Repeat every line exactly, keeping the pictures out of the copy.
┌─ Supplied material
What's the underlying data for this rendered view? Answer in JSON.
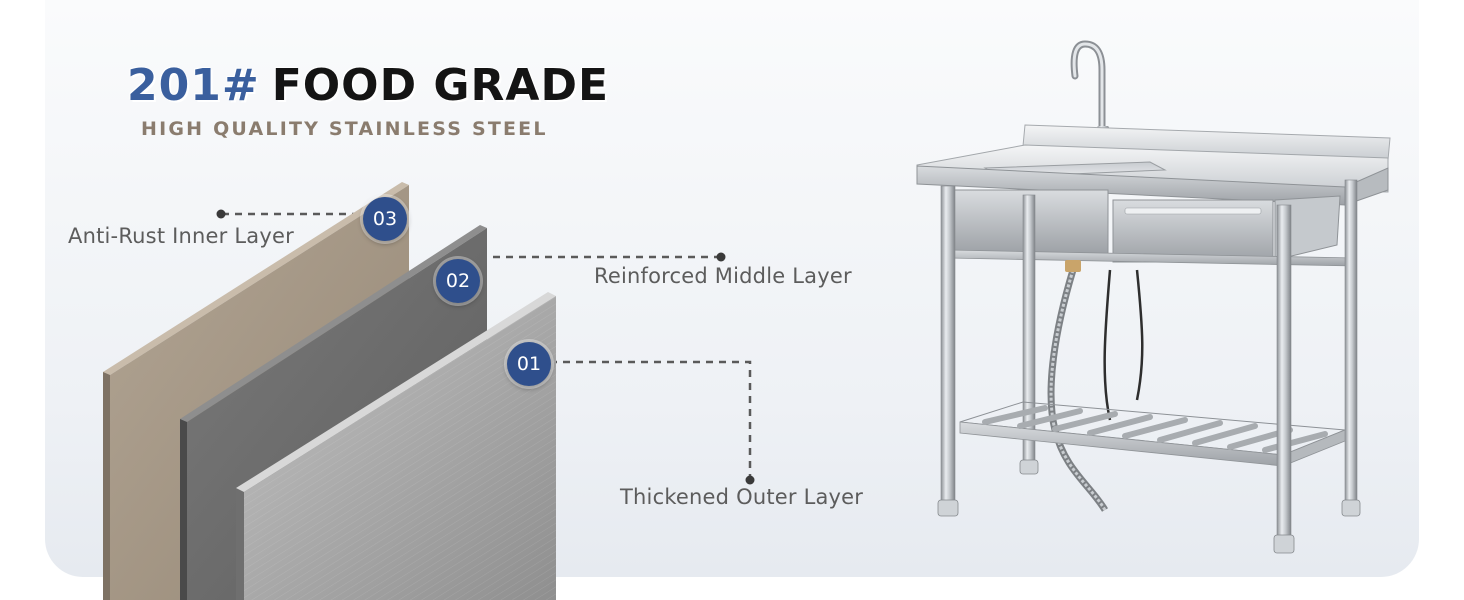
{
  "header": {
    "title_number": "201#",
    "title_main": "FOOD GRADE",
    "subtitle": "HIGH QUALITY STAINLESS STEEL"
  },
  "layers": [
    {
      "number": "03",
      "label": "Anti-Rust Inner Layer"
    },
    {
      "number": "02",
      "label": "Reinforced Middle Layer"
    },
    {
      "number": "01",
      "label": "Thickened Outer Layer"
    }
  ],
  "colors": {
    "accent_blue": "#3a5f9e",
    "badge_blue": "#2f4f8c",
    "subtitle_brown": "#8a7c6e",
    "inner_layer": "#a39584",
    "middle_layer": "#6e6e6e",
    "outer_layer": "#a8a8a8"
  },
  "product_image": "stainless-steel-sink-stand"
}
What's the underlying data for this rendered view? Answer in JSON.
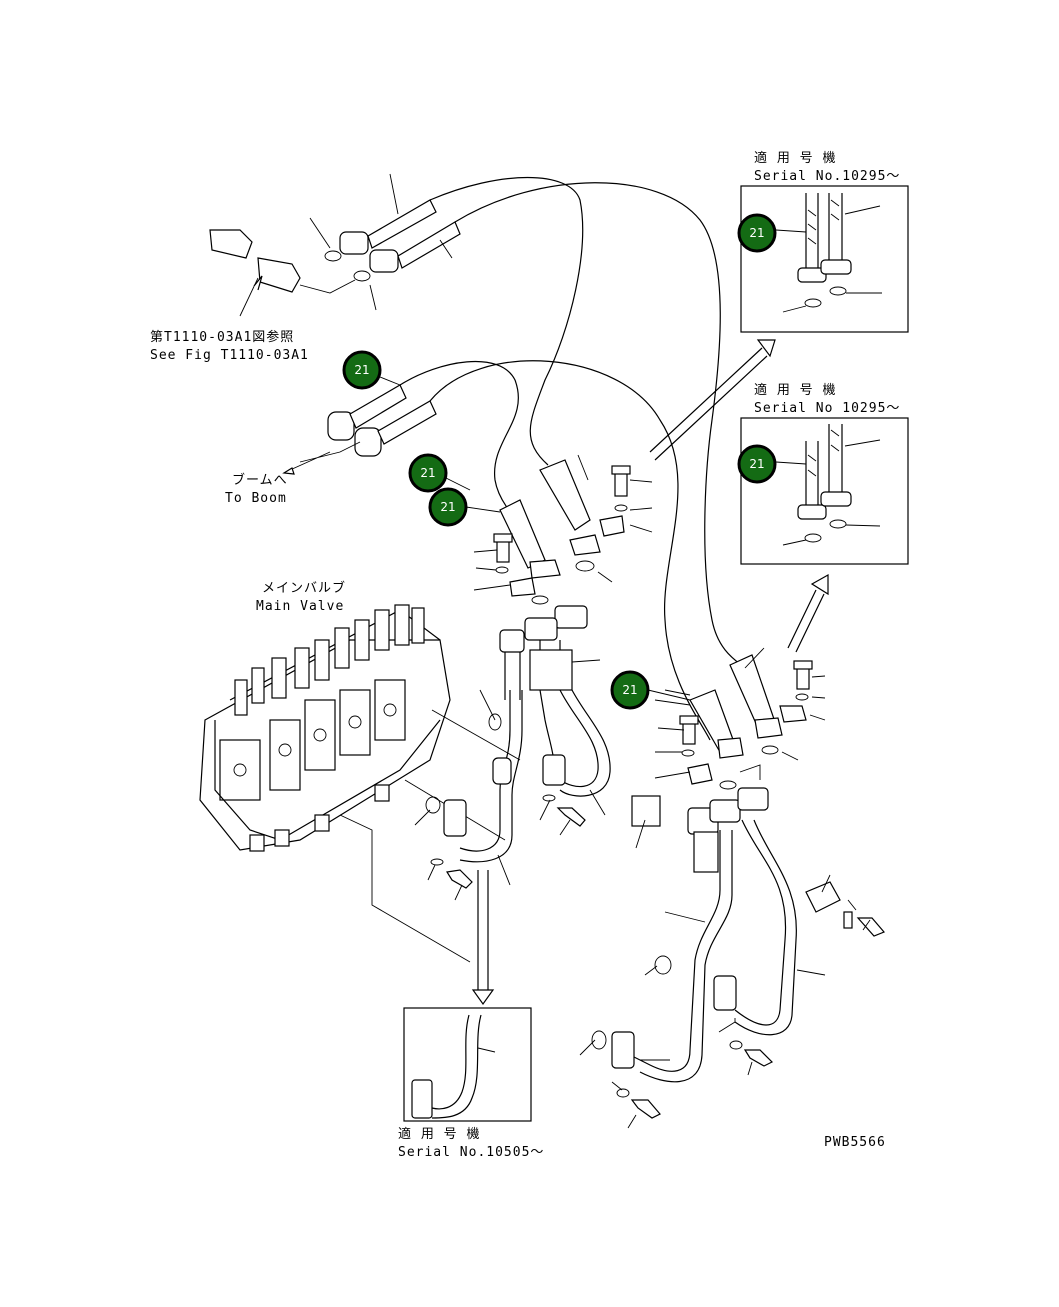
{
  "labels": {
    "serial_1_jp": "適 用 号 機",
    "serial_1_no": "Serial No.10295～",
    "serial_2_jp": "適 用 号 機",
    "serial_2_no": "Serial No 10295～",
    "serial_3_jp": "適 用 号 機",
    "serial_3_no": "Serial No.10505～",
    "see_fig_jp": "第T1110-03A1図参照",
    "see_fig_en": "See Fig T1110-03A1",
    "to_boom_jp": "ブームへ",
    "to_boom_en": "To Boom",
    "main_valve_jp": "メインバルブ",
    "main_valve_en": "Main Valve",
    "figure_code": "PWB5566"
  },
  "callouts": [
    "21",
    "21",
    "21",
    "21",
    "21",
    "21"
  ],
  "colors": {
    "badge_fill": "#146b14",
    "badge_text": "#ffffff",
    "line": "#000000"
  }
}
└─
> The completed task
What's the underlying data for this rendered view? Answer in JSON.
{
  "header": {
    "title_number": "201#",
    "title_main": "FOOD GRADE",
    "subtitle": "HIGH QUALITY STAINLESS STEEL"
  },
  "layers": [
    {
      "number": "03",
      "label": "Anti-Rust Inner Layer"
    },
    {
      "number": "02",
      "label": "Reinforced Middle Layer"
    },
    {
      "number": "01",
      "label": "Thickened Outer Layer"
    }
  ],
  "colors": {
    "accent_blue": "#3a5f9e",
    "badge_blue": "#2f4f8c",
    "subtitle_brown": "#8a7c6e",
    "inner_layer": "#a39584",
    "middle_layer": "#6e6e6e",
    "outer_layer": "#a8a8a8"
  },
  "product_image": "stainless-steel-sink-stand"
}
What's the underlying data for this rendered view? Answer in JSON.
{
  "labels": {
    "serial_1_jp": "適 用 号 機",
    "serial_1_no": "Serial No.10295～",
    "serial_2_jp": "適 用 号 機",
    "serial_2_no": "Serial No 10295～",
    "serial_3_jp": "適 用 号 機",
    "serial_3_no": "Serial No.10505～",
    "see_fig_jp": "第T1110-03A1図参照",
    "see_fig_en": "See Fig T1110-03A1",
    "to_boom_jp": "ブームへ",
    "to_boom_en": "To Boom",
    "main_valve_jp": "メインバルブ",
    "main_valve_en": "Main Valve",
    "figure_code": "PWB5566"
  },
  "callouts": [
    "21",
    "21",
    "21",
    "21",
    "21",
    "21"
  ],
  "colors": {
    "badge_fill": "#146b14",
    "badge_text": "#ffffff",
    "line": "#000000"
  }
}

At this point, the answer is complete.